══ Data for the task ══

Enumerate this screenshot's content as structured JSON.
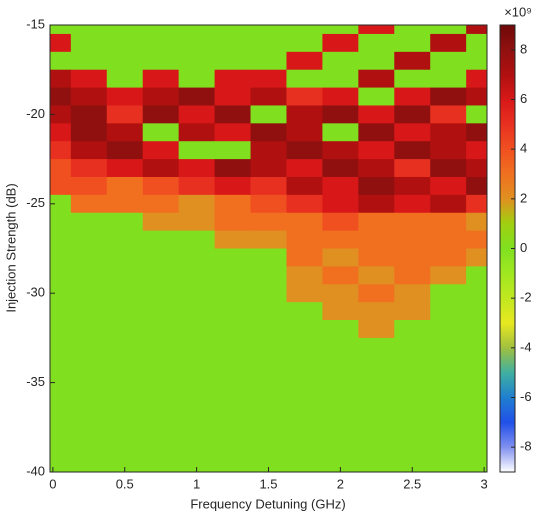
{
  "chart_data": {
    "type": "heatmap",
    "xlabel": "Frequency Detuning (GHz)",
    "ylabel": "Injection Strength (dB)",
    "x": [
      0,
      0.25,
      0.5,
      0.75,
      1,
      1.25,
      1.5,
      1.75,
      2,
      2.25,
      2.5,
      2.75,
      3
    ],
    "y": [
      -15,
      -16,
      -17,
      -18,
      -19,
      -20,
      -21,
      -22,
      -23,
      -24,
      -25,
      -26,
      -27,
      -28,
      -29,
      -30,
      -31,
      -32,
      -33,
      -34,
      -35,
      -36,
      -37,
      -38,
      -39,
      -40
    ],
    "z": [
      [
        0,
        0,
        0,
        0,
        0,
        0,
        0,
        0,
        0,
        6,
        0,
        0,
        7
      ],
      [
        6,
        0,
        0,
        0,
        0,
        0,
        0,
        0,
        6,
        0,
        0,
        7,
        0
      ],
      [
        0,
        0,
        0,
        0,
        0,
        0,
        0,
        6,
        0,
        0,
        7,
        0,
        0
      ],
      [
        7,
        6,
        0,
        6,
        0,
        6,
        6,
        0,
        0,
        7,
        0,
        0,
        6
      ],
      [
        8,
        7,
        6,
        7,
        8,
        6,
        7,
        5,
        6,
        0,
        6,
        8,
        7
      ],
      [
        7,
        8,
        5,
        8,
        6,
        8,
        0,
        7,
        8,
        6,
        8,
        5,
        0
      ],
      [
        6,
        8,
        7,
        0,
        7,
        6,
        8,
        7,
        0,
        8,
        6,
        7,
        8
      ],
      [
        5,
        7,
        8,
        6,
        0,
        0,
        7,
        8,
        7,
        6,
        8,
        7,
        6
      ],
      [
        4,
        5,
        6,
        7,
        6,
        8,
        7,
        6,
        8,
        7,
        5,
        8,
        7
      ],
      [
        4,
        4,
        3,
        4,
        5,
        6,
        5,
        7,
        6,
        8,
        7,
        6,
        8
      ],
      [
        0,
        3,
        3,
        3,
        2,
        3,
        4,
        5,
        6,
        7,
        6,
        7,
        5
      ],
      [
        0,
        0,
        0,
        2,
        2,
        3,
        3,
        3,
        4,
        3,
        3,
        3,
        2
      ],
      [
        0,
        0,
        0,
        0,
        0,
        2,
        2,
        3,
        3,
        3,
        3,
        3,
        3
      ],
      [
        0,
        0,
        0,
        0,
        0,
        0,
        0,
        3,
        2,
        3,
        3,
        3,
        2
      ],
      [
        0,
        0,
        0,
        0,
        0,
        0,
        0,
        2,
        3,
        2,
        3,
        2,
        0
      ],
      [
        0,
        0,
        0,
        0,
        0,
        0,
        0,
        2,
        2,
        3,
        2,
        0,
        0
      ],
      [
        0,
        0,
        0,
        0,
        0,
        0,
        0,
        0,
        2,
        2,
        2,
        0,
        0
      ],
      [
        0,
        0,
        0,
        0,
        0,
        0,
        0,
        0,
        0,
        2,
        0,
        0,
        0
      ],
      [
        0,
        0,
        0,
        0,
        0,
        0,
        0,
        0,
        0,
        0,
        0,
        0,
        0
      ],
      [
        0,
        0,
        0,
        0,
        0,
        0,
        0,
        0,
        0,
        0,
        0,
        0,
        0
      ],
      [
        0,
        0,
        0,
        0,
        0,
        0,
        0,
        0,
        0,
        0,
        0,
        0,
        0
      ],
      [
        0,
        0,
        0,
        0,
        0,
        0,
        0,
        0,
        0,
        0,
        0,
        0,
        0
      ],
      [
        0,
        0,
        0,
        0,
        0,
        0,
        0,
        0,
        0,
        0,
        0,
        0,
        0
      ],
      [
        0,
        0,
        0,
        0,
        0,
        0,
        0,
        0,
        0,
        0,
        0,
        0,
        0
      ],
      [
        0,
        0,
        0,
        0,
        0,
        0,
        0,
        0,
        0,
        0,
        0,
        0,
        0
      ],
      [
        0,
        0,
        0,
        0,
        0,
        0,
        0,
        0,
        0,
        0,
        0,
        0,
        0
      ]
    ],
    "xlim": [
      -0.02,
      3.02
    ],
    "xticks": [
      0,
      0.5,
      1,
      1.5,
      2,
      2.5,
      3
    ],
    "ylim": [
      -40,
      -15
    ],
    "yticks": [
      -40,
      -35,
      -30,
      -25,
      -20,
      -15
    ],
    "clim": [
      -9,
      9
    ],
    "cticks": [
      -8,
      -6,
      -4,
      -2,
      0,
      2,
      4,
      6,
      8
    ],
    "colorbar_scale": "×10⁹",
    "colormap": [
      "#ffffff",
      "#8090f0",
      "#2050e8",
      "#1f7fd0",
      "#40b0a0",
      "#a0c040",
      "#e8e820",
      "#c0e820",
      "#a0e820",
      "#80e020",
      "#a0d010",
      "#e09020",
      "#f07020",
      "#f05020",
      "#e83020",
      "#d81818",
      "#b01010",
      "#901010",
      "#700808"
    ]
  }
}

═══

■ Do this ■
All of the records need repeating exactly, except for the pictures.

■ Response to the task ■
Enumerate this screenshot's content as structured JSON.
{
  "chart_data": {
    "type": "heatmap",
    "xlabel": "Frequency Detuning (GHz)",
    "ylabel": "Injection Strength (dB)",
    "x": [
      0,
      0.25,
      0.5,
      0.75,
      1,
      1.25,
      1.5,
      1.75,
      2,
      2.25,
      2.5,
      2.75,
      3
    ],
    "y": [
      -15,
      -16,
      -17,
      -18,
      -19,
      -20,
      -21,
      -22,
      -23,
      -24,
      -25,
      -26,
      -27,
      -28,
      -29,
      -30,
      -31,
      -32,
      -33,
      -34,
      -35,
      -36,
      -37,
      -38,
      -39,
      -40
    ],
    "z": [
      [
        0,
        0,
        0,
        0,
        0,
        0,
        0,
        0,
        0,
        6,
        0,
        0,
        7
      ],
      [
        6,
        0,
        0,
        0,
        0,
        0,
        0,
        0,
        6,
        0,
        0,
        7,
        0
      ],
      [
        0,
        0,
        0,
        0,
        0,
        0,
        0,
        6,
        0,
        0,
        7,
        0,
        0
      ],
      [
        7,
        6,
        0,
        6,
        0,
        6,
        6,
        0,
        0,
        7,
        0,
        0,
        6
      ],
      [
        8,
        7,
        6,
        7,
        8,
        6,
        7,
        5,
        6,
        0,
        6,
        8,
        7
      ],
      [
        7,
        8,
        5,
        8,
        6,
        8,
        0,
        7,
        8,
        6,
        8,
        5,
        0
      ],
      [
        6,
        8,
        7,
        0,
        7,
        6,
        8,
        7,
        0,
        8,
        6,
        7,
        8
      ],
      [
        5,
        7,
        8,
        6,
        0,
        0,
        7,
        8,
        7,
        6,
        8,
        7,
        6
      ],
      [
        4,
        5,
        6,
        7,
        6,
        8,
        7,
        6,
        8,
        7,
        5,
        8,
        7
      ],
      [
        4,
        4,
        3,
        4,
        5,
        6,
        5,
        7,
        6,
        8,
        7,
        6,
        8
      ],
      [
        0,
        3,
        3,
        3,
        2,
        3,
        4,
        5,
        6,
        7,
        6,
        7,
        5
      ],
      [
        0,
        0,
        0,
        2,
        2,
        3,
        3,
        3,
        4,
        3,
        3,
        3,
        2
      ],
      [
        0,
        0,
        0,
        0,
        0,
        2,
        2,
        3,
        3,
        3,
        3,
        3,
        3
      ],
      [
        0,
        0,
        0,
        0,
        0,
        0,
        0,
        3,
        2,
        3,
        3,
        3,
        2
      ],
      [
        0,
        0,
        0,
        0,
        0,
        0,
        0,
        2,
        3,
        2,
        3,
        2,
        0
      ],
      [
        0,
        0,
        0,
        0,
        0,
        0,
        0,
        2,
        2,
        3,
        2,
        0,
        0
      ],
      [
        0,
        0,
        0,
        0,
        0,
        0,
        0,
        0,
        2,
        2,
        2,
        0,
        0
      ],
      [
        0,
        0,
        0,
        0,
        0,
        0,
        0,
        0,
        0,
        2,
        0,
        0,
        0
      ],
      [
        0,
        0,
        0,
        0,
        0,
        0,
        0,
        0,
        0,
        0,
        0,
        0,
        0
      ],
      [
        0,
        0,
        0,
        0,
        0,
        0,
        0,
        0,
        0,
        0,
        0,
        0,
        0
      ],
      [
        0,
        0,
        0,
        0,
        0,
        0,
        0,
        0,
        0,
        0,
        0,
        0,
        0
      ],
      [
        0,
        0,
        0,
        0,
        0,
        0,
        0,
        0,
        0,
        0,
        0,
        0,
        0
      ],
      [
        0,
        0,
        0,
        0,
        0,
        0,
        0,
        0,
        0,
        0,
        0,
        0,
        0
      ],
      [
        0,
        0,
        0,
        0,
        0,
        0,
        0,
        0,
        0,
        0,
        0,
        0,
        0
      ],
      [
        0,
        0,
        0,
        0,
        0,
        0,
        0,
        0,
        0,
        0,
        0,
        0,
        0
      ],
      [
        0,
        0,
        0,
        0,
        0,
        0,
        0,
        0,
        0,
        0,
        0,
        0,
        0
      ]
    ],
    "xlim": [
      -0.02,
      3.02
    ],
    "xticks": [
      0,
      0.5,
      1,
      1.5,
      2,
      2.5,
      3
    ],
    "ylim": [
      -40,
      -15
    ],
    "yticks": [
      -40,
      -35,
      -30,
      -25,
      -20,
      -15
    ],
    "clim": [
      -9,
      9
    ],
    "cticks": [
      -8,
      -6,
      -4,
      -2,
      0,
      2,
      4,
      6,
      8
    ],
    "colorbar_scale": "×10⁹",
    "colormap": [
      "#ffffff",
      "#8090f0",
      "#2050e8",
      "#1f7fd0",
      "#40b0a0",
      "#a0c040",
      "#e8e820",
      "#c0e820",
      "#a0e820",
      "#80e020",
      "#a0d010",
      "#e09020",
      "#f07020",
      "#f05020",
      "#e83020",
      "#d81818",
      "#b01010",
      "#901010",
      "#700808"
    ]
  }
}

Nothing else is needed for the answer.